Directions for this task
Each record below is to be copied word for word, with pictures removed.
╭─ Excerpted records
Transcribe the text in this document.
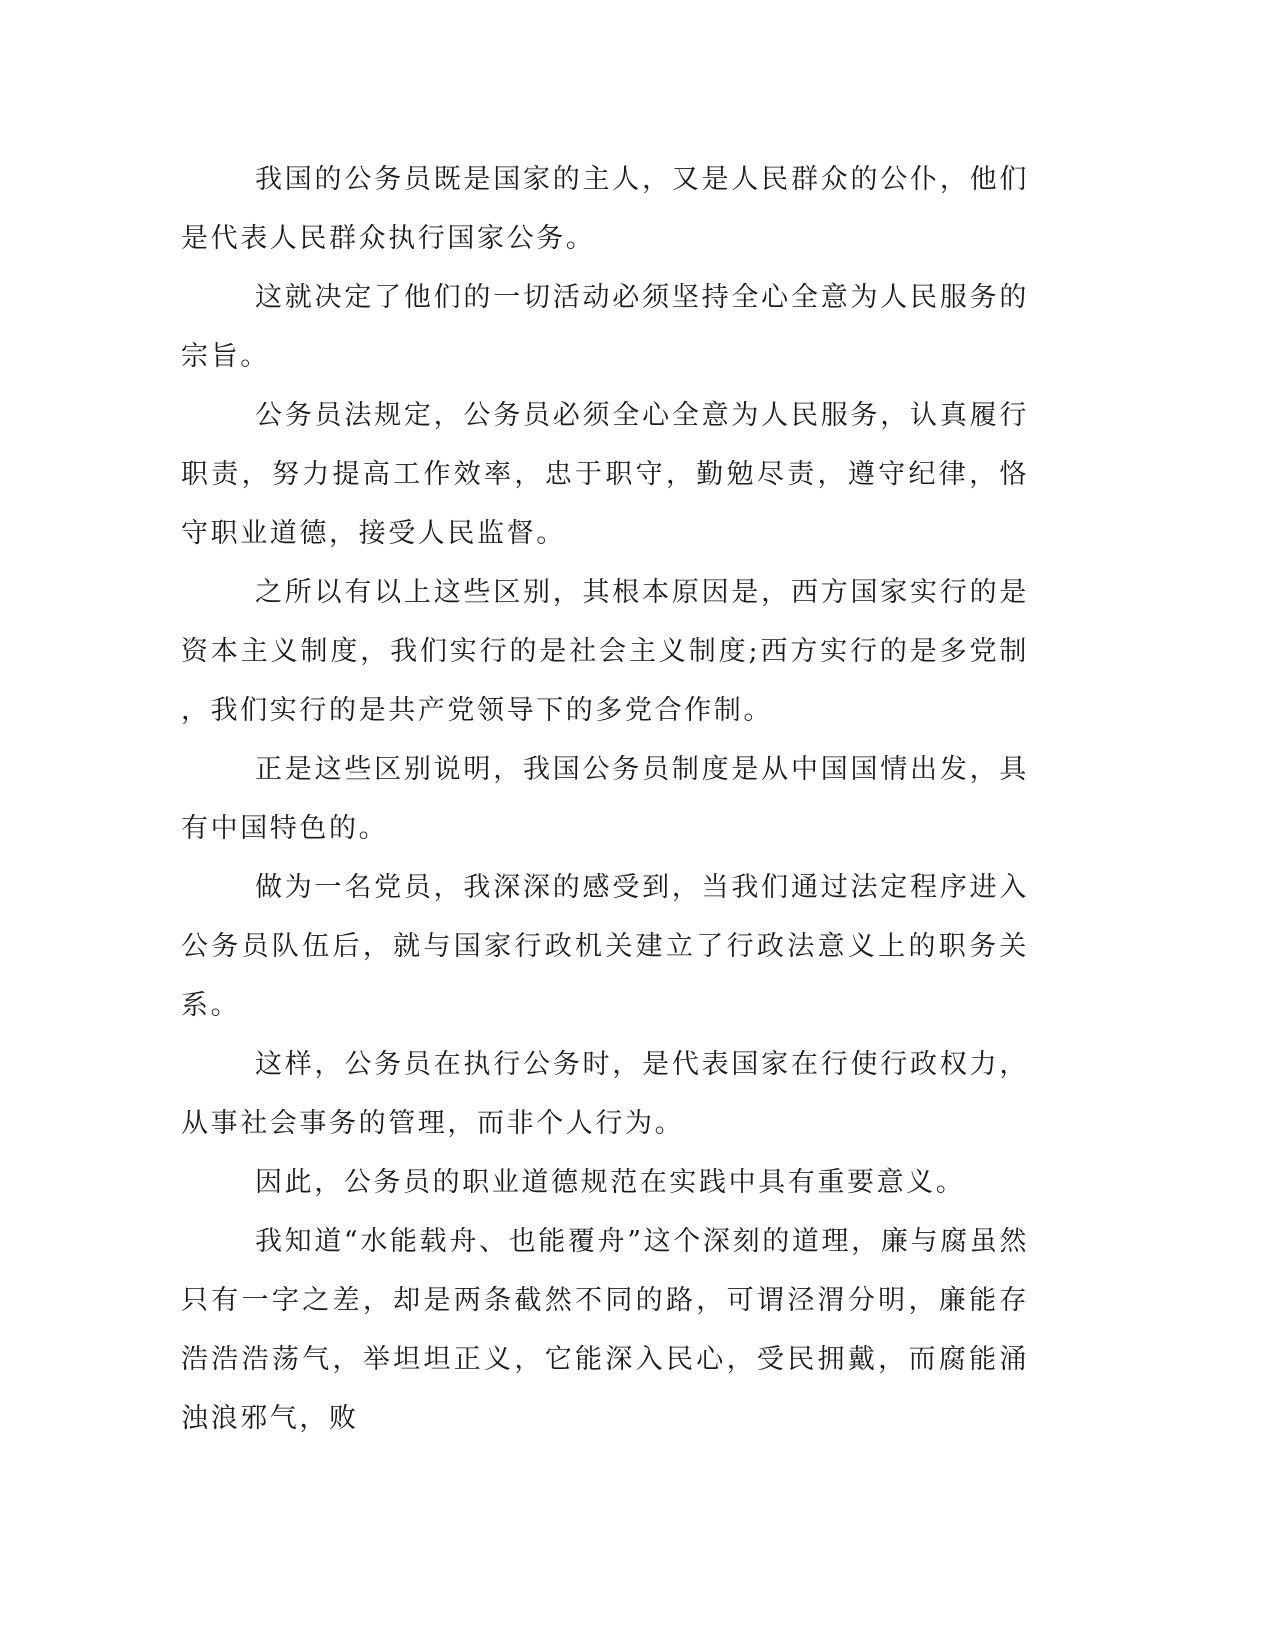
我国的公务员既是国家的主人，又是人民群众的公仆，他们是代表人民群众执行国家公务。

这就决定了他们的一切活动必须坚持全心全意为人民服务的宗旨。

公务员法规定，公务员必须全心全意为人民服务，认真履行职责，努力提高工作效率，忠于职守，勤勉尽责，遵守纪律，恪守职业道德，接受人民监督。

之所以有以上这些区别，其根本原因是，西方国家实行的是资本主义制度，我们实行的是社会主义制度;西方实行的是多党制，我们实行的是共产党领导下的多党合作制。

正是这些区别说明，我国公务员制度是从中国国情出发，具有中国特色的。

做为一名党员，我深深的感受到，当我们通过法定程序进入公务员队伍后，就与国家行政机关建立了行政法意义上的职务关系。

这样，公务员在执行公务时，是代表国家在行使行政权力，从事社会事务的管理，而非个人行为。

因此，公务员的职业道德规范在实践中具有重要意义。

我知道“水能载舟、也能覆舟”这个深刻的道理，廉与腐虽然只有一字之差，却是两条截然不同的路，可谓泾渭分明，廉能存浩浩浩荡气，举坦坦正义，它能深入民心，受民拥戴，而腐能涌浊浪邪气，败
╰─
Answer below
Transcribe the text in this document.
我国的公务员既是国家的主人，又是人民群众的公仆，他们是代表人民群众执行国家公务。

这就决定了他们的一切活动必须坚持全心全意为人民服务的宗旨。

公务员法规定，公务员必须全心全意为人民服务，认真履行职责，努力提高工作效率，忠于职守，勤勉尽责，遵守纪律，恪守职业道德，接受人民监督。

之所以有以上这些区别，其根本原因是，西方国家实行的是资本主义制度，我们实行的是社会主义制度;西方实行的是多党制，我们实行的是共产党领导下的多党合作制。

正是这些区别说明，我国公务员制度是从中国国情出发，具有中国特色的。

做为一名党员，我深深的感受到，当我们通过法定程序进入公务员队伍后，就与国家行政机关建立了行政法意义上的职务关系。

这样，公务员在执行公务时，是代表国家在行使行政权力，从事社会事务的管理，而非个人行为。

因此，公务员的职业道德规范在实践中具有重要意义。

我知道“水能载舟、也能覆舟”这个深刻的道理，廉与腐虽然只有一字之差，却是两条截然不同的路，可谓泾渭分明，廉能存浩浩浩荡气，举坦坦正义，它能深入民心，受民拥戴，而腐能涌浊浪邪气，败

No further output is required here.